What is expected:
Each line containing the word "icon" needs to be copied.
----- Exercise data -----
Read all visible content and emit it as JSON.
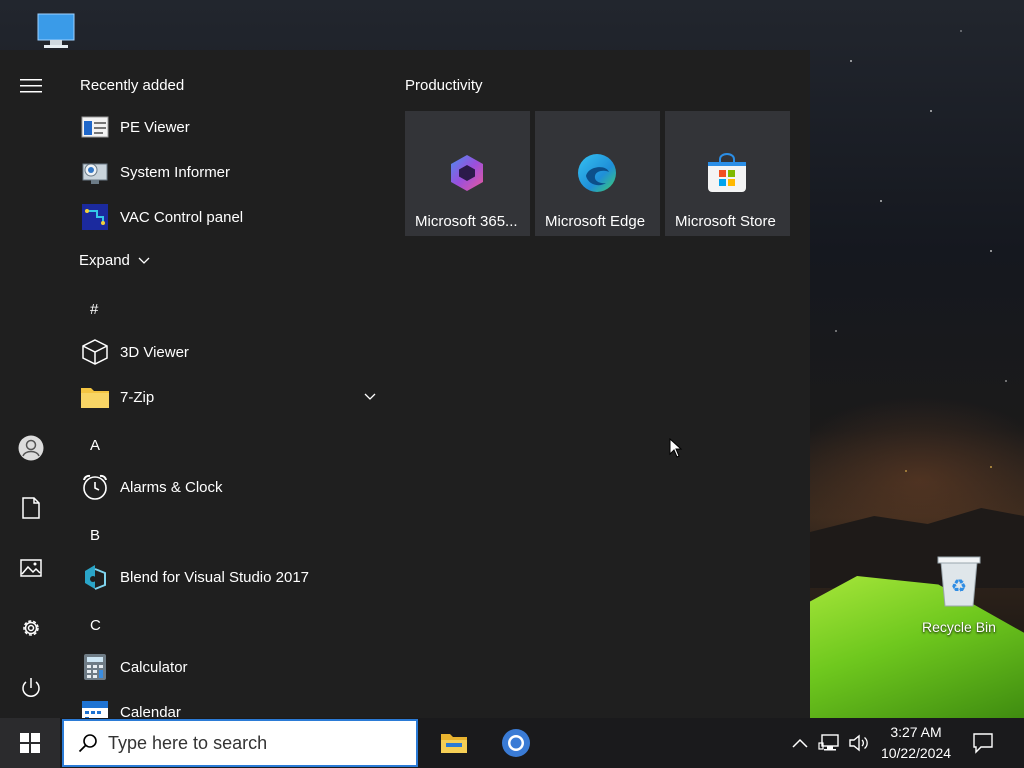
{
  "desktop": {
    "recycle_bin_label": "Recycle Bin"
  },
  "start_menu": {
    "recently_added_title": "Recently added",
    "recent_apps": [
      {
        "label": "PE Viewer",
        "icon": "pe-viewer-icon"
      },
      {
        "label": "System Informer",
        "icon": "system-informer-icon"
      },
      {
        "label": "VAC Control panel",
        "icon": "vac-control-icon"
      }
    ],
    "expand_label": "Expand",
    "sections": [
      {
        "letter": "#",
        "apps": [
          {
            "label": "3D Viewer",
            "icon": "cube-icon"
          },
          {
            "label": "7-Zip",
            "icon": "folder-icon",
            "expandable": true
          }
        ]
      },
      {
        "letter": "A",
        "apps": [
          {
            "label": "Alarms & Clock",
            "icon": "alarm-clock-icon"
          }
        ]
      },
      {
        "letter": "B",
        "apps": [
          {
            "label": "Blend for Visual Studio 2017",
            "icon": "blend-icon"
          }
        ]
      },
      {
        "letter": "C",
        "apps": [
          {
            "label": "Calculator",
            "icon": "calculator-icon"
          },
          {
            "label": "Calendar",
            "icon": "calendar-icon"
          }
        ]
      }
    ],
    "tile_group_title": "Productivity",
    "tiles": [
      {
        "label": "Microsoft 365...",
        "icon": "microsoft-365-icon"
      },
      {
        "label": "Microsoft Edge",
        "icon": "edge-icon"
      },
      {
        "label": "Microsoft Store",
        "icon": "store-icon"
      }
    ]
  },
  "taskbar": {
    "search_placeholder": "Type here to search",
    "time": "3:27 AM",
    "date": "10/22/2024"
  }
}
-----
Answer to the task:
        "icon": "pe-viewer-icon"
        "icon": "system-informer-icon"
        "icon": "vac-control-icon"
            "icon": "cube-icon"
            "icon": "folder-icon",
            "icon": "alarm-clock-icon"
            "icon": "blend-icon"
            "icon": "calculator-icon"
            "icon": "calendar-icon"
        "icon": "microsoft-365-icon"
        "icon": "edge-icon"
        "icon": "store-icon"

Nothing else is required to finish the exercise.